Supplied passage:
Cullen noted that unions represented about a third of the workforce back in the 1950s. Since then, anti-union groups have succeeded in reducing union representation in the private sector to about 7 percent of the workforce. Now they're targeting public-employee unions, where the representation rate is 35 percent. AFSCME's membership in Wisconsin plummeted after 2011 when right-wing Gov. Scott Walker gutted collective bargaining rights.

One of the latest attacks on public-employee unions is the Harris v. Quinn case brought before the U.S. Supreme Court by the National Right to Work Legal Defense Foundation.
The lawsuit aims to let Illinois home-care workers opt out of membership in their union, even though a majority of their co-workers have voted to join the Service Employees International Union. A court decision against the union could cripple public-employee unions financially by ending the "fair share" system that requires those who benefit from union representation to pay for union services.

The foundation is the legal arm of the National Right to Work Committee, whose agenda is to destroy unions and workers' collective bargaining rights. The foundation, Garrido said, has a war chest of $78 million to encourage workers to sue their unions to cancel dues and membership.

800 nationwide activists

Responding to the attacks, AFSCME has developed a strategy that includes organizing new members, building up a network of community allies, working with labor-friendly politicians and strengthening union locals through efforts such as the "50,000 Stronger" campaign, which is building an army of 800 VMOs nationwide to sign up a third of its 150,000 agency-fee payers as members.

So far in 2014, Garrido said, DC 37 has recruited 6,000 of its 26,000 agency-fee payers as members and aims to sign up half of them to exceed its target for the "50,000 Stronger" campaign by the time of the AFSCME convention in July.

Tsika Pasipanodya, an education coordinator from AFSCME headquarters in Washington, and AFSCME New York State Field Director John English explained approaches VMOs should use in their meetings with individual co-workers: VMOS should introduce themselves to co-workers, listen to their concerns, discuss the union's mission, assess their co-worker's support and urge them to take action by signing a green membership card.

Instructions:
- 1) Print the part of the article on public-employee unions starting at "The foundation is" and ending at "payers as members.".
- 2) Summarize the article on public-employee unions in two sentences.
- 3) Go on with the article on public-employee unions from the point where it stops.
The listing that follows comes from a separate source, not from the article on public-employee unions.

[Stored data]
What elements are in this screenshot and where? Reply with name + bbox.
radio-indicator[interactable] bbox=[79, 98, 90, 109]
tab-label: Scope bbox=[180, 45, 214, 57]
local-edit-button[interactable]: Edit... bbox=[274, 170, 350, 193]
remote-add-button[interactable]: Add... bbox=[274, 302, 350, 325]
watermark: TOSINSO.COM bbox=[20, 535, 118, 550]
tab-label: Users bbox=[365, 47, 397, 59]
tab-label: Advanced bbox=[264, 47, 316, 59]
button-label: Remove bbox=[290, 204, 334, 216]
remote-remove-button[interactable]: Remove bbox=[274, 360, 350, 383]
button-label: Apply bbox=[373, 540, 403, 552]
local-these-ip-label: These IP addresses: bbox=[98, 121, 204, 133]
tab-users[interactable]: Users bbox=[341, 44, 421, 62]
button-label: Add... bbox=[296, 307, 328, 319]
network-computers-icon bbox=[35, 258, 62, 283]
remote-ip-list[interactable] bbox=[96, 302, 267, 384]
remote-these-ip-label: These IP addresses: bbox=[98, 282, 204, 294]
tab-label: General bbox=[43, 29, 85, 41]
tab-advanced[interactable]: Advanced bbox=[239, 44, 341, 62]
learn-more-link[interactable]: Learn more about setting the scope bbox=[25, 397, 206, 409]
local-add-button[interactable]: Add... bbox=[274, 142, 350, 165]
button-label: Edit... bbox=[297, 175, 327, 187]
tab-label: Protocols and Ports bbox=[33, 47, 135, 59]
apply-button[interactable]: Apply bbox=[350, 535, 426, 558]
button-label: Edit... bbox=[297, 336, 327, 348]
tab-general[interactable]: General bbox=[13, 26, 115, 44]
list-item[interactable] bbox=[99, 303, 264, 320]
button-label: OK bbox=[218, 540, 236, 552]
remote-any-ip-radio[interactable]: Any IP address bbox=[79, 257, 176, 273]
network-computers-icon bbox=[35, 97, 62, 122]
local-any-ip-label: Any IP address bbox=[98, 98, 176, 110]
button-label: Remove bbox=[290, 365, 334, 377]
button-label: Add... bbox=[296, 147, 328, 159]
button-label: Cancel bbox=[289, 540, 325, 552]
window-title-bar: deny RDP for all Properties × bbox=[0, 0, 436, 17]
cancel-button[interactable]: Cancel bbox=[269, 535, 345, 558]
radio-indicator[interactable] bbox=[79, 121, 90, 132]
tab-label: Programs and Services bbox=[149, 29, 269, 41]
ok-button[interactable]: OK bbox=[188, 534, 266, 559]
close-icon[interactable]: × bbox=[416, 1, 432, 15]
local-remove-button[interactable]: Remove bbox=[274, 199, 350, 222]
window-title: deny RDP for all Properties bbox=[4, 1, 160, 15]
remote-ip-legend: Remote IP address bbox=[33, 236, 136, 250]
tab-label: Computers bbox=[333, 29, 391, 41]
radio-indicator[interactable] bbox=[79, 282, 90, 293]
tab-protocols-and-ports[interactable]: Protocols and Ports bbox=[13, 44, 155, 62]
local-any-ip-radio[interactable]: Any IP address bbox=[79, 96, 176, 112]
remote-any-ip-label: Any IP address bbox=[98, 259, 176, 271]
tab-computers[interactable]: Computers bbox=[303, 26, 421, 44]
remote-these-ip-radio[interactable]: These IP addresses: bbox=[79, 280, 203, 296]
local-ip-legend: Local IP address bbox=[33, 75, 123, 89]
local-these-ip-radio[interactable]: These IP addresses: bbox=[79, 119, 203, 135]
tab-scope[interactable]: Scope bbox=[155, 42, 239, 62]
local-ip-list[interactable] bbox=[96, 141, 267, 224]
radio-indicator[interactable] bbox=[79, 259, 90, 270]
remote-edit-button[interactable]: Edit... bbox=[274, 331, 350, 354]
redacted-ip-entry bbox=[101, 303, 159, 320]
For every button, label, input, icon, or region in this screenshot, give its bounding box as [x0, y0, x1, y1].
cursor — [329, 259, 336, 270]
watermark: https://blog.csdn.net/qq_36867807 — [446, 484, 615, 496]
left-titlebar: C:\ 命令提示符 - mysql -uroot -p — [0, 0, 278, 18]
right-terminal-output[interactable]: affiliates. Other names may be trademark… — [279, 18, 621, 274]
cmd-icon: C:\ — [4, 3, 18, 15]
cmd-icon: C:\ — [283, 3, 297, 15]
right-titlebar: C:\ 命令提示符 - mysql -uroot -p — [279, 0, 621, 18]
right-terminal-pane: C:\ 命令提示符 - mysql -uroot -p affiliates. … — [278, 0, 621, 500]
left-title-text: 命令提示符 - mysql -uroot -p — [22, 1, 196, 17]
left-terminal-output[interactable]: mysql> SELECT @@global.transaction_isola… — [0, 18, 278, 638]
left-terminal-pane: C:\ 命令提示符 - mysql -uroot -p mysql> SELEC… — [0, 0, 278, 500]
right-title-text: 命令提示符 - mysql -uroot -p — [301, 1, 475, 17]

Responses to the tasks:
- 1)
The foundation is the legal arm of the National Right to Work Committee, whose agenda is to destroy unions and workers' collective bargaining rights. The foundation, Garrido said, has a war chest of $78 million to encourage workers to sue their unions to cancel dues and membership.

800 nationwide activists

Responding to the attacks, AFSCME has developed a strategy that includes organizing new members, building up a network of community allies, working with labor-friendly politicians and strengthening union locals through efforts such as the "50,000 Stronger" campaign, which is building an army of 800 VMOs nationwide to sign up a third of its 150,000 agency-fee payers as members.

- 2) Anti-union groups have cut private-sector union representation to about 7 percent and are now targeting public-employee unions, including through the Harris v. Quinn case, which could end the "fair share" system that funds union services. AFSCME is responding by organizing new members, building community allies and strengthening its locals through the "50,000 Stronger" campaign, which aims to sign up a third of its 150,000 agency-fee payers as members.

- 3)
DC 37 council reps served as facilitators when the VMOs worked in groups. Reps Madonna Knight and Yesenia Villanueva led role-playing sessions. Garrido and DC 37 Field Operations Director Barbara Edmonds described the worksite organizing efforts and recruitment blitzes scheduled after the conference.

VMOs expressed their enthusiasm about helping strengthen the union internally, increase its membership and build its corps of activists.

"I know what the union has done, which is to get me out of situations where my rights were being violated," said Erik O'Brien, vice president of American Museum of National History Local 1559.

"Saturday is my day off and I should be riding my bicycle today. But I have to be here. I'm seeing what's happening with Harris v. Quinn and the auto workers' defeat in the Tennessee organizing drive. I am the type of person who, if you see something you don't like, you act."

Fighting back

Human Resources Administration clerical worker Cheryl Barno said, "I came here to get information about what's going on. I am going to let my co-workers know what needs to be done and explain how we need to take a stand because we are under attack."

"I really feel an urgency to building up the union," said Civil Service Technical Guild Local 375 member Liz Eastman, a City Planner Level 2 and financial secretary of the local's chapter at the Dept. of Housing Preservation and Development. "The union movement is going down. I feel a lot of young people and even people in my generation don't understand the importance of unions."

Eleanor Menzies, a Local 768 member and Social Worker Level 3 at Woodhull Hospital, said she attended the conference because she wanted to get more involved.
"I don't want to just talk about things, I want to act," she said, in a statement that perfectly captures the hope of the VMOs' mission.